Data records

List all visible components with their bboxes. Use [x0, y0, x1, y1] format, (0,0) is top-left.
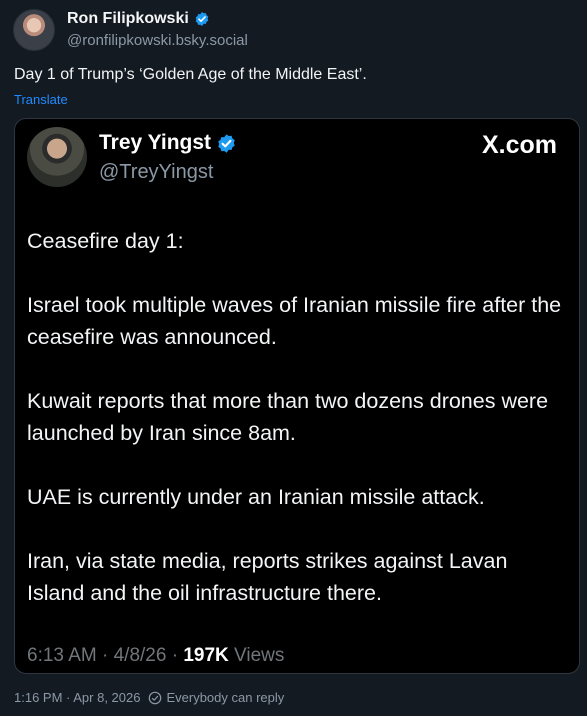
verified-badge-icon	[218, 133, 235, 153]
embed-header: Trey Yingst @TreyYingst	[99, 131, 237, 184]
embed-paragraph: Kuwait reports that more than two dozens…	[27, 389, 549, 445]
embed-timestamp: 6:13 AM · 4/8/26 ·	[27, 645, 184, 666]
embed-meta: 6:13 AM · 4/8/26 · 197K Views	[27, 645, 284, 667]
embed-paragraph: UAE is currently under an Iranian missil…	[27, 485, 485, 509]
verified-badge-icon	[195, 12, 209, 26]
embed-paragraph: Israel took multiple waves of Iranian mi…	[27, 293, 562, 349]
post-text: Day 1 of Trump’s ‘Golden Age of the Midd…	[14, 66, 367, 83]
source-logo: X.com	[481, 131, 557, 159]
post-footer: 1:16 PM · Apr 8, 2026 Everybody can repl…	[14, 690, 284, 705]
embed-paragraph: Ceasefire day 1:	[27, 229, 184, 253]
author-handle[interactable]: @ronfilipkowski.bsky.social	[67, 32, 248, 49]
embed-author-avatar	[27, 127, 87, 187]
embed-author-handle: @TreyYingst	[99, 161, 214, 183]
views-label: Views	[228, 645, 285, 666]
embed-body: Ceasefire day 1: Israel took multiple wa…	[27, 225, 567, 641]
post-header: Ron Filipkowski @ronfilipkowski.bsky.soc…	[67, 10, 248, 49]
embed-author-name: Trey Yingst	[99, 131, 212, 154]
author-avatar[interactable]	[13, 9, 55, 51]
post-timestamp[interactable]: 1:16 PM · Apr 8, 2026	[14, 690, 140, 705]
author-name[interactable]: Ron Filipkowski	[67, 10, 189, 28]
reply-setting[interactable]: Everybody can reply	[166, 690, 284, 705]
translate-link[interactable]: Translate	[14, 92, 68, 107]
embedded-post-card[interactable]: Trey Yingst @TreyYingst X.com Ceasefire …	[14, 118, 580, 674]
views-count: 197K	[183, 645, 229, 666]
embed-paragraph: Iran, via state media, reports strikes a…	[27, 549, 508, 605]
reply-settings-icon	[149, 691, 162, 704]
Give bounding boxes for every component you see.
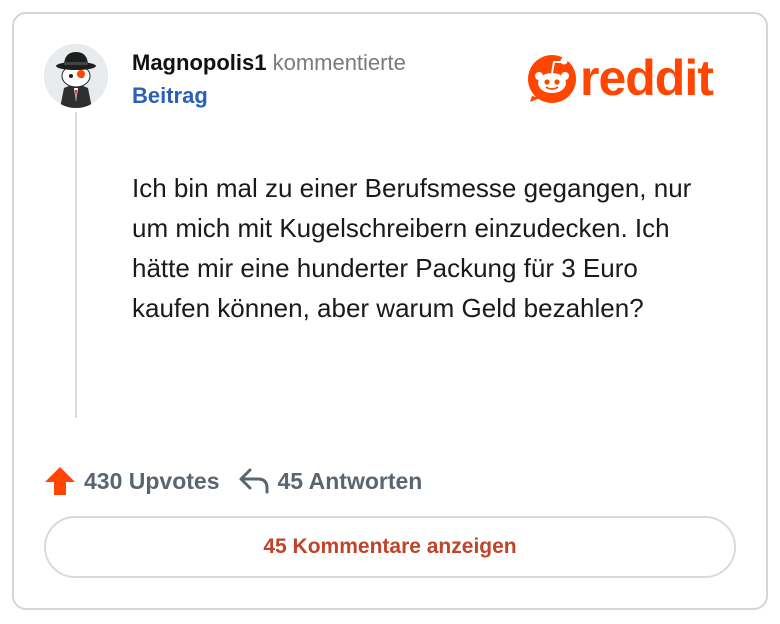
reply-arrow-icon[interactable] [238, 467, 270, 495]
view-comments-button[interactable]: 45 Kommentare anzeigen [44, 516, 736, 578]
author-username[interactable]: Magnopolis1 [132, 50, 266, 75]
reddit-logo: reddit [526, 50, 714, 106]
reddit-wordmark: reddit [580, 50, 714, 106]
action-bar: 430 Upvotes 45 Antworten [44, 466, 422, 496]
comment-body: Ich bin mal zu einer Berufsmesse gegange… [132, 173, 692, 323]
reply-group[interactable]: 45 Antworten [238, 467, 423, 495]
author-row: Magnopolis1 kommentierte [132, 48, 406, 78]
upvote-count: 430 Upvotes [84, 467, 220, 494]
reddit-snoo-icon [528, 55, 576, 103]
action-text: kommentierte [272, 50, 406, 75]
upvote-arrow-icon[interactable] [44, 466, 76, 496]
avatar[interactable] [44, 44, 108, 108]
reply-count: 45 Antworten [277, 467, 423, 494]
snoo-hat-avatar-icon [44, 44, 108, 108]
post-link[interactable]: Beitrag [132, 82, 208, 110]
thread-line [75, 112, 77, 418]
upvote-group[interactable]: 430 Upvotes [44, 466, 220, 496]
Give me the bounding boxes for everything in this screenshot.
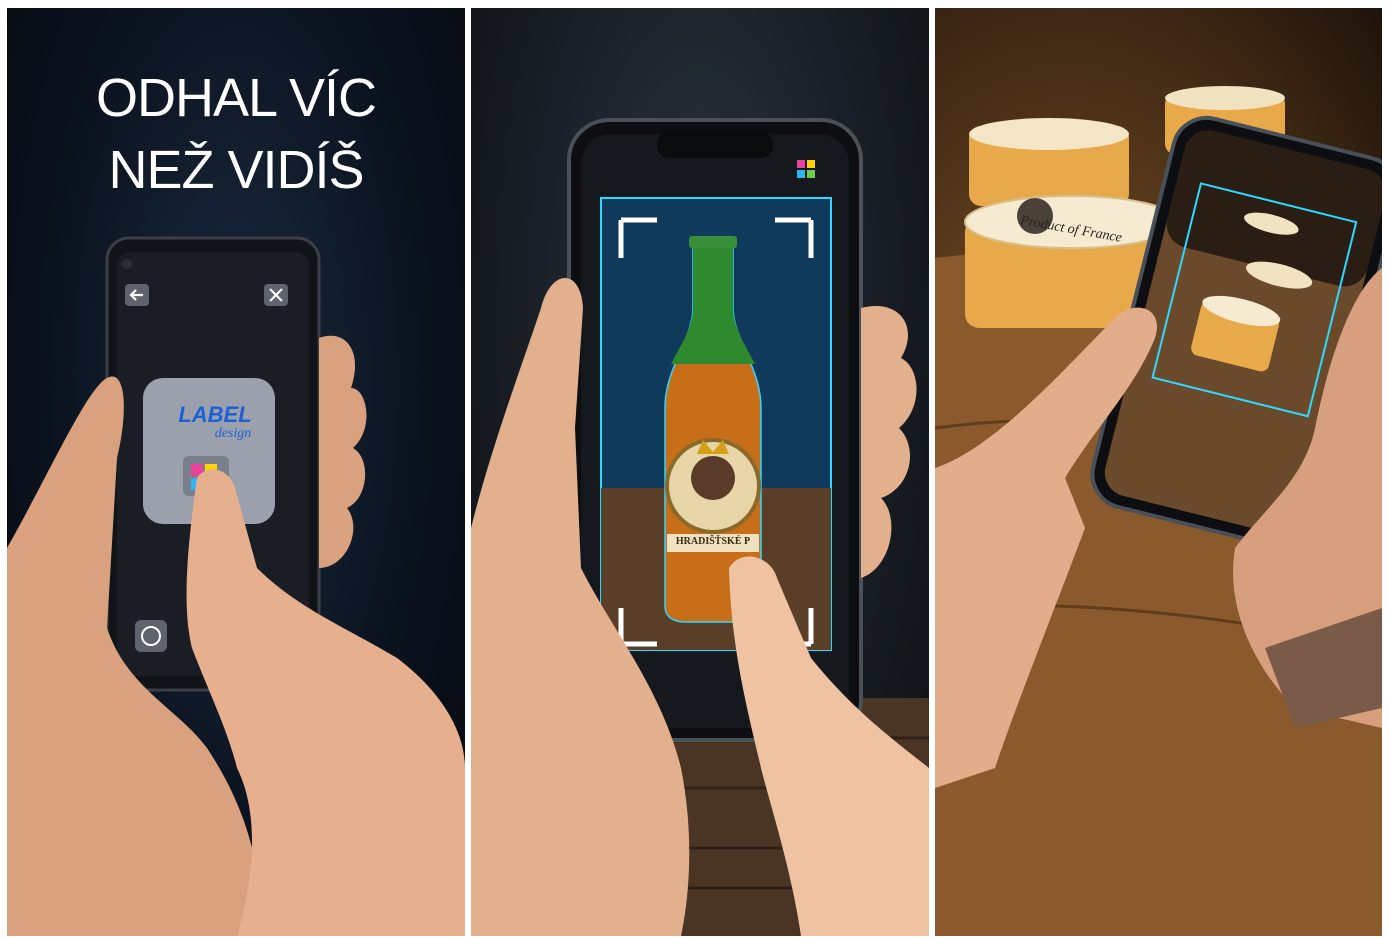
- beer-scan-illustration: [471, 118, 929, 936]
- logo-word-design: design: [214, 426, 252, 441]
- panel-beer-scan: HRADIŠŤSKÉ P: [471, 8, 929, 936]
- logo-word-label: LABEL: [178, 402, 252, 427]
- right-fingers: [319, 335, 367, 568]
- phone-in-hands-illustration: [7, 236, 465, 936]
- panel-app-intro: ODHAL VÍC NEŽ VIDÍŠ LABEL design: [7, 8, 465, 936]
- bottle-label-text: HRADIŠŤSKÉ P: [675, 536, 751, 547]
- rotate-icon[interactable]: [135, 620, 167, 652]
- back-arrow-icon[interactable]: [125, 284, 149, 306]
- close-icon[interactable]: [264, 284, 288, 306]
- right-fingers: [861, 306, 917, 578]
- panel-cheese-scan: Product of France: [935, 8, 1382, 936]
- cheese-wheel-left: [969, 118, 1129, 206]
- cheese-scan-illustration: [935, 86, 1382, 936]
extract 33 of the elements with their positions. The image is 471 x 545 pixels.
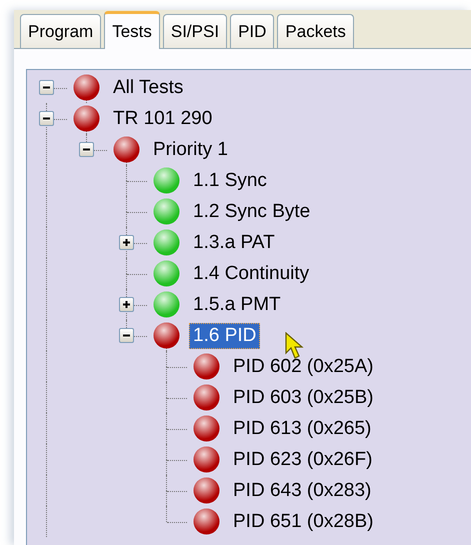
tab[interactable]: PID: [230, 14, 274, 48]
minus-icon: [83, 148, 90, 150]
tree-item-label[interactable]: 1.4 Continuity: [189, 260, 314, 286]
tree-item-label[interactable]: PID 623 (0x26F): [229, 446, 376, 472]
minus-icon: [123, 334, 130, 336]
plus-icon: [123, 239, 130, 246]
minus-icon: [43, 86, 50, 88]
tree-item-label[interactable]: 1.2 Sync Byte: [189, 198, 314, 224]
plus-icon: [123, 301, 130, 308]
tree-item-label[interactable]: PID 651 (0x28B): [229, 508, 378, 534]
tree-item-label[interactable]: 1.5.a PMT: [189, 292, 285, 318]
collapse-button[interactable]: [119, 328, 134, 343]
tab[interactable]: Packets: [277, 14, 354, 48]
tree-item-label[interactable]: TR 101 290: [109, 106, 216, 132]
tree-item-label[interactable]: All Tests: [109, 74, 188, 100]
expand-button[interactable]: [119, 235, 134, 250]
tree-item-label[interactable]: PID 643 (0x283): [229, 478, 376, 504]
minus-icon: [43, 118, 50, 120]
collapse-button[interactable]: [39, 80, 54, 95]
pointer-cursor-icon: [285, 332, 305, 360]
tree-item-label[interactable]: 1.6 PID: [189, 322, 260, 348]
tab[interactable]: Tests: [104, 11, 160, 49]
expand-button[interactable]: [119, 297, 134, 312]
collapse-button[interactable]: [39, 111, 54, 126]
tree-item-label[interactable]: PID 613 (0x265): [229, 416, 376, 442]
tree-item-label[interactable]: 1.3.a PAT: [189, 230, 279, 256]
tab[interactable]: Program: [20, 14, 102, 48]
tab[interactable]: SI/PSI: [162, 14, 228, 48]
tree-item-label[interactable]: Priority 1: [149, 136, 232, 162]
tree-item-label[interactable]: PID 602 (0x25A): [229, 354, 378, 380]
tree-item-label[interactable]: PID 603 (0x25B): [229, 384, 378, 410]
tree-item-label[interactable]: 1.1 Sync: [189, 168, 271, 194]
collapse-button[interactable]: [79, 142, 94, 157]
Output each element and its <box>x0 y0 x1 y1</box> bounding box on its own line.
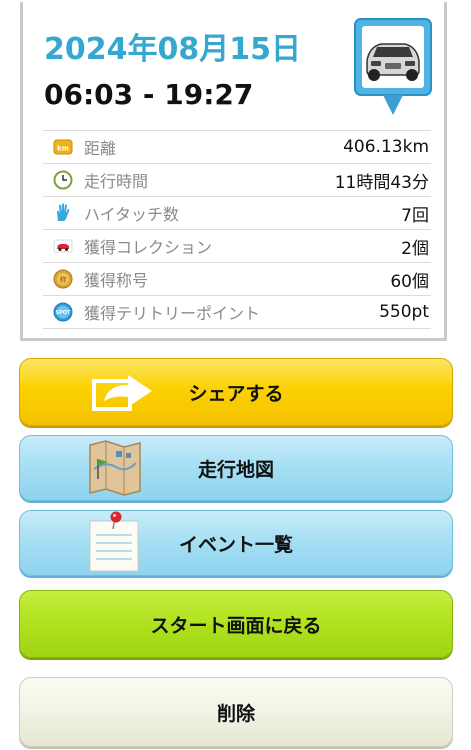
share-arrow-icon <box>92 375 152 411</box>
svg-text:SPOT: SPOT <box>56 310 72 316</box>
stat-value: 550pt <box>379 302 429 322</box>
drive-date: 2024年08月15日 <box>44 32 301 67</box>
back-to-start-button[interactable]: スタート画面に戻る <box>19 590 453 658</box>
stat-label: ハイタッチ数 <box>84 205 180 224</box>
medal-icon: 称 <box>52 268 74 290</box>
stat-value: 406.13km <box>343 137 429 157</box>
stat-label: 獲得コレクション <box>84 238 213 257</box>
drive-map-button[interactable]: 走行地図 <box>19 435 453 501</box>
back-to-start-button-label: スタート画面に戻る <box>150 614 322 637</box>
event-list-button[interactable]: イベント一覧 <box>19 510 453 576</box>
stat-row-distance: km 距離 406.13km <box>43 130 431 163</box>
hand-icon <box>52 202 74 224</box>
stat-label: 距離 <box>84 139 117 158</box>
stat-row-collection: 獲得コレクション 2個 <box>43 229 431 262</box>
share-button[interactable]: シェアする <box>19 358 453 426</box>
svg-text:km: km <box>57 145 69 153</box>
drive-summary-card: 2024年08月15日 06:03 - 19:27 km 距離 406.13km… <box>20 2 447 341</box>
stat-value: 11時間43分 <box>334 172 429 193</box>
stat-row-titles: 称 獲得称号 60個 <box>43 262 431 295</box>
stat-row-high-touch: ハイタッチ数 7回 <box>43 196 431 229</box>
stat-value: 2個 <box>401 238 429 259</box>
share-button-label: シェアする <box>188 382 284 405</box>
delete-button[interactable]: 削除 <box>19 677 453 747</box>
stat-label: 走行時間 <box>84 172 149 191</box>
stat-label: 獲得テリトリーポイント <box>84 304 261 323</box>
memo-pin-icon <box>89 511 139 572</box>
stat-row-territory: SPOT 獲得テリトリーポイント 550pt <box>43 295 431 329</box>
delete-button-label: 削除 <box>216 702 255 725</box>
stat-value: 7回 <box>401 205 429 226</box>
stat-row-drive-time: 走行時間 11時間43分 <box>43 163 431 196</box>
svg-text:称: 称 <box>60 275 67 284</box>
stat-value: 60個 <box>390 271 429 292</box>
stat-label: 獲得称号 <box>84 271 149 290</box>
event-list-button-label: イベント一覧 <box>178 533 293 556</box>
car-collection-icon <box>52 235 74 257</box>
car-avatar-pin-icon <box>354 18 432 115</box>
km-icon: km <box>52 136 74 158</box>
drive-time-range: 06:03 - 19:27 <box>44 78 254 111</box>
clock-icon <box>52 169 74 191</box>
stats-list: km 距離 406.13km 走行時間 11時間43分 ハイタッチ数 7回 獲得… <box>43 130 431 329</box>
spot-icon: SPOT <box>52 301 74 323</box>
map-icon <box>89 440 141 496</box>
drive-map-button-label: 走行地図 <box>197 458 274 481</box>
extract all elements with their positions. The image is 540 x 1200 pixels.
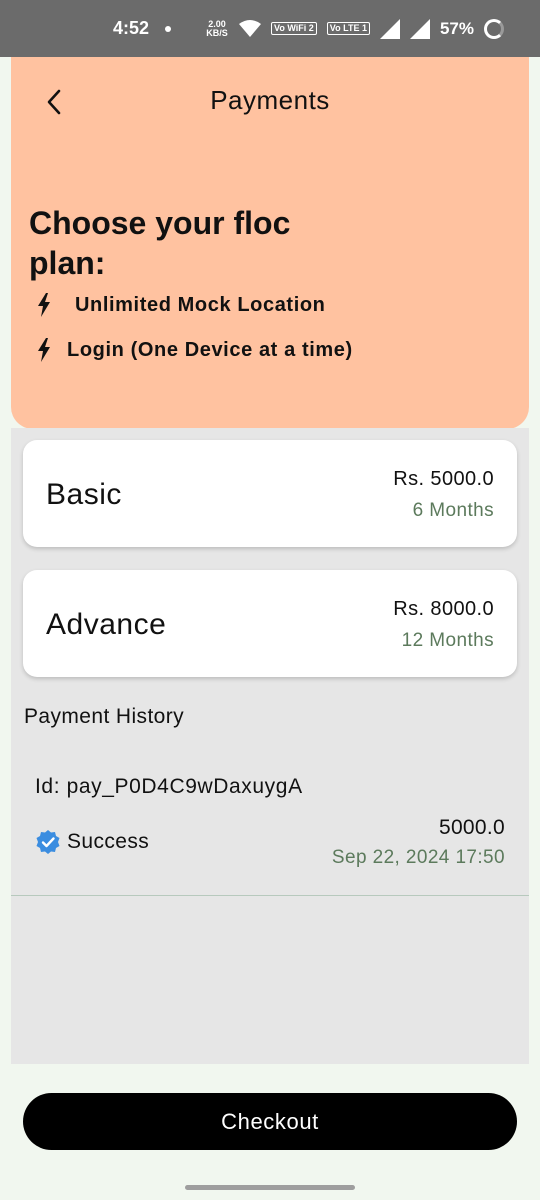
feature-label: Login (One Device at a time)	[67, 338, 353, 361]
network-speed: 2.00 KB/S	[205, 19, 229, 38]
status-time: 4:52	[113, 18, 150, 38]
checkout-button[interactable]: Checkout	[23, 1093, 517, 1150]
payment-history-title: Payment History	[24, 705, 185, 728]
transaction-amount: 5000.0	[438, 816, 505, 839]
plan-price: Rs. 8000.0	[393, 598, 494, 620]
feature-item: Unlimited Mock Location	[35, 293, 325, 317]
lightning-bolt-icon	[38, 338, 50, 362]
plan-duration: 12 Months	[401, 630, 494, 651]
plan-card-advance[interactable]: Advance Rs. 8000.0 12 Months	[23, 570, 517, 677]
signal-icon-2	[409, 18, 430, 39]
plan-duration: 6 Months	[412, 500, 494, 521]
plan-price: Rs. 5000.0	[393, 468, 494, 490]
page-title: Payments	[210, 85, 330, 115]
battery-ring-icon	[484, 18, 504, 39]
plan-heading: Choose your floc plan:	[29, 205, 291, 281]
plan-name: Advance	[46, 608, 167, 641]
feature-label: Unlimited Mock Location	[75, 293, 326, 316]
lightning-bolt-icon	[38, 293, 50, 317]
battery-percent: 57%	[439, 18, 474, 38]
plans-panel: Basic Rs. 5000.0 6 Months Advance Rs. 80…	[11, 428, 529, 1064]
status-bar: 4:52 2.00 KB/S Vo WiFi 2 Vo LTE 1 57%	[0, 0, 540, 57]
volte-lte-badge: Vo LTE 1	[326, 22, 370, 35]
wifi-icon	[239, 19, 262, 37]
verified-check-icon	[36, 830, 60, 854]
notification-dot-icon	[165, 25, 172, 32]
plan-card-basic[interactable]: Basic Rs. 5000.0 6 Months	[23, 440, 517, 547]
volte-wifi-badge: Vo WiFi 2	[271, 22, 317, 35]
feature-item: Login (One Device at a time)	[35, 338, 353, 362]
plan-header-card: Payments Choose your floc plan: Unlimite…	[11, 57, 529, 429]
transaction-status: Success	[35, 829, 149, 855]
home-indicator[interactable]	[185, 1185, 355, 1190]
signal-icon	[379, 18, 400, 39]
network-speed-unit: KB/S	[206, 27, 228, 38]
plan-name: Basic	[46, 478, 122, 511]
payment-history-item[interactable]: Id: pay_P0D4C9wDaxuygA Success 5000.0 Se…	[11, 748, 529, 896]
transaction-date: Sep 22, 2024 17:50	[331, 847, 505, 868]
transaction-id: Id: pay_P0D4C9wDaxuygA	[35, 775, 303, 798]
transaction-status-label: Success	[67, 830, 150, 853]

■ Given exercise
Change "minus-icon" to "dash-icon" wherever it occurs in the listing, from the line with "tab[interactable]: PID: [230, 14, 274, 48]" up to and including the line with "expand-button[interactable]: [119, 297, 134, 312]". Give only those lines again, with everything else left as it is.

■ Response below
tab[interactable]: PID: [230, 14, 274, 48]
dash-icon: [83, 148, 90, 150]
tree-item-label[interactable]: 1.4 Continuity: [189, 260, 314, 286]
tree-item-label[interactable]: PID 623 (0x26F): [229, 446, 376, 472]
dash-icon: [123, 334, 130, 336]
plus-icon: [123, 239, 130, 246]
dash-icon: [43, 86, 50, 88]
tree-item-label[interactable]: 1.2 Sync Byte: [189, 198, 314, 224]
plus-icon: [123, 301, 130, 308]
tree-item-label[interactable]: PID 651 (0x28B): [229, 508, 378, 534]
tree-item-label[interactable]: 1.5.a PMT: [189, 292, 285, 318]
collapse-button[interactable]: [119, 328, 134, 343]
tab[interactable]: Packets: [277, 14, 354, 48]
tree-item-label[interactable]: TR 101 290: [109, 106, 216, 132]
tree-item-label[interactable]: All Tests: [109, 74, 188, 100]
expand-button[interactable]: [119, 235, 134, 250]
tree-item-label[interactable]: PID 643 (0x283): [229, 478, 376, 504]
dash-icon: [43, 118, 50, 120]
collapse-button[interactable]: [39, 80, 54, 95]
pointer-cursor-icon: [285, 332, 305, 360]
tree-item-label[interactable]: 1.6 PID: [189, 322, 260, 348]
tab[interactable]: Tests: [104, 11, 160, 49]
expand-button[interactable]: [119, 297, 134, 312]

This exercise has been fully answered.